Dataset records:
----

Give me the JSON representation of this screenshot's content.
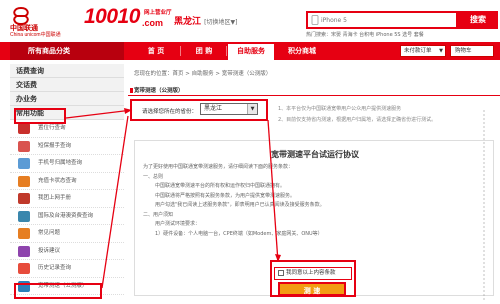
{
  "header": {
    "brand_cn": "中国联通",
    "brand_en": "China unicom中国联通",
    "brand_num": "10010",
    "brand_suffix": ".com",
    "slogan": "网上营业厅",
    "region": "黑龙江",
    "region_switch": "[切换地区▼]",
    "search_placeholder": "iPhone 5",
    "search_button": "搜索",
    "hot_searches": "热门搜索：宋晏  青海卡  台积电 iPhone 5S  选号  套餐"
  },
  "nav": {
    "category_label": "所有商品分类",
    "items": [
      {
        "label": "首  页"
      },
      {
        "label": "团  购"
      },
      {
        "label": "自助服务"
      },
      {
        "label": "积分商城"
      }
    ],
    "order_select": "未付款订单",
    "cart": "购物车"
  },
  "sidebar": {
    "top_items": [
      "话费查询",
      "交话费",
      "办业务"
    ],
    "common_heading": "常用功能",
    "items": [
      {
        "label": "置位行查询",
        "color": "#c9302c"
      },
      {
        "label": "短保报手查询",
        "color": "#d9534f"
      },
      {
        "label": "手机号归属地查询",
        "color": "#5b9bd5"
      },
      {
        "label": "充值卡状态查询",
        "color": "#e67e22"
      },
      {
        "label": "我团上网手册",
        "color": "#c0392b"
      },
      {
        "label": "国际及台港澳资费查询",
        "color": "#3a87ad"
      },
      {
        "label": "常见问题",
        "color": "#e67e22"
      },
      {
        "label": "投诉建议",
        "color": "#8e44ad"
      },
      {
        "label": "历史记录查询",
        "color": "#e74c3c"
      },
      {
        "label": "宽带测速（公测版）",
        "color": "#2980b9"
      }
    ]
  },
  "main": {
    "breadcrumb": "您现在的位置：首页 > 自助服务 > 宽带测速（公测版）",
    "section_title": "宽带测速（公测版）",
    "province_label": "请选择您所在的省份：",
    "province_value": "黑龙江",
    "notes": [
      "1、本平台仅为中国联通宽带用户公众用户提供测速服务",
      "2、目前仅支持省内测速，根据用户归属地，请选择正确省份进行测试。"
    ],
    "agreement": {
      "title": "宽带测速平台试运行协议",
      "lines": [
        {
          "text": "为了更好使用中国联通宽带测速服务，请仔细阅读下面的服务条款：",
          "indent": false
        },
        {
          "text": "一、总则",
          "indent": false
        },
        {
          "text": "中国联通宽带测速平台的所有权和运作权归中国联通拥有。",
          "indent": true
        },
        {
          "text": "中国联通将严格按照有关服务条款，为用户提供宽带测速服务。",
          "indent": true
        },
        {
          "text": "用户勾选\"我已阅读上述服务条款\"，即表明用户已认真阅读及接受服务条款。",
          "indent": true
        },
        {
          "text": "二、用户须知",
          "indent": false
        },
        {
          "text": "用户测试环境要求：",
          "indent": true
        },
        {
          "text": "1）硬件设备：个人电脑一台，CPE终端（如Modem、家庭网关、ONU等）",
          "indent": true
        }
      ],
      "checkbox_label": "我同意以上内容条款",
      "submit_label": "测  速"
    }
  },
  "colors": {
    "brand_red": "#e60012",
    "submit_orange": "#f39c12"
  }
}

----

● Written exercise:
Write the listing out a second time exactly, dropping all images.

● Finished answer:
Give me the JSON representation of this screenshot's content.
{
  "header": {
    "brand_cn": "中国联通",
    "brand_en": "China unicom中国联通",
    "brand_num": "10010",
    "brand_suffix": ".com",
    "slogan": "网上营业厅",
    "region": "黑龙江",
    "region_switch": "[切换地区▼]",
    "search_placeholder": "iPhone 5",
    "search_button": "搜索",
    "hot_searches": "热门搜索：宋晏  青海卡  台积电 iPhone 5S  选号  套餐"
  },
  "nav": {
    "category_label": "所有商品分类",
    "items": [
      {
        "label": "首  页"
      },
      {
        "label": "团  购"
      },
      {
        "label": "自助服务"
      },
      {
        "label": "积分商城"
      }
    ],
    "order_select": "未付款订单",
    "cart": "购物车"
  },
  "sidebar": {
    "top_items": [
      "话费查询",
      "交话费",
      "办业务"
    ],
    "common_heading": "常用功能",
    "items": [
      {
        "label": "置位行查询",
        "color": "#c9302c"
      },
      {
        "label": "短保报手查询",
        "color": "#d9534f"
      },
      {
        "label": "手机号归属地查询",
        "color": "#5b9bd5"
      },
      {
        "label": "充值卡状态查询",
        "color": "#e67e22"
      },
      {
        "label": "我团上网手册",
        "color": "#c0392b"
      },
      {
        "label": "国际及台港澳资费查询",
        "color": "#3a87ad"
      },
      {
        "label": "常见问题",
        "color": "#e67e22"
      },
      {
        "label": "投诉建议",
        "color": "#8e44ad"
      },
      {
        "label": "历史记录查询",
        "color": "#e74c3c"
      },
      {
        "label": "宽带测速（公测版）",
        "color": "#2980b9"
      }
    ]
  },
  "main": {
    "breadcrumb": "您现在的位置：首页 > 自助服务 > 宽带测速（公测版）",
    "section_title": "宽带测速（公测版）",
    "province_label": "请选择您所在的省份：",
    "province_value": "黑龙江",
    "notes": [
      "1、本平台仅为中国联通宽带用户公众用户提供测速服务",
      "2、目前仅支持省内测速，根据用户归属地，请选择正确省份进行测试。"
    ],
    "agreement": {
      "title": "宽带测速平台试运行协议",
      "lines": [
        {
          "text": "为了更好使用中国联通宽带测速服务，请仔细阅读下面的服务条款：",
          "indent": false
        },
        {
          "text": "一、总则",
          "indent": false
        },
        {
          "text": "中国联通宽带测速平台的所有权和运作权归中国联通拥有。",
          "indent": true
        },
        {
          "text": "中国联通将严格按照有关服务条款，为用户提供宽带测速服务。",
          "indent": true
        },
        {
          "text": "用户勾选\"我已阅读上述服务条款\"，即表明用户已认真阅读及接受服务条款。",
          "indent": true
        },
        {
          "text": "二、用户须知",
          "indent": false
        },
        {
          "text": "用户测试环境要求：",
          "indent": true
        },
        {
          "text": "1）硬件设备：个人电脑一台，CPE终端（如Modem、家庭网关、ONU等）",
          "indent": true
        }
      ],
      "checkbox_label": "我同意以上内容条款",
      "submit_label": "测  速"
    }
  },
  "colors": {
    "brand_red": "#e60012",
    "submit_orange": "#f39c12"
  }
}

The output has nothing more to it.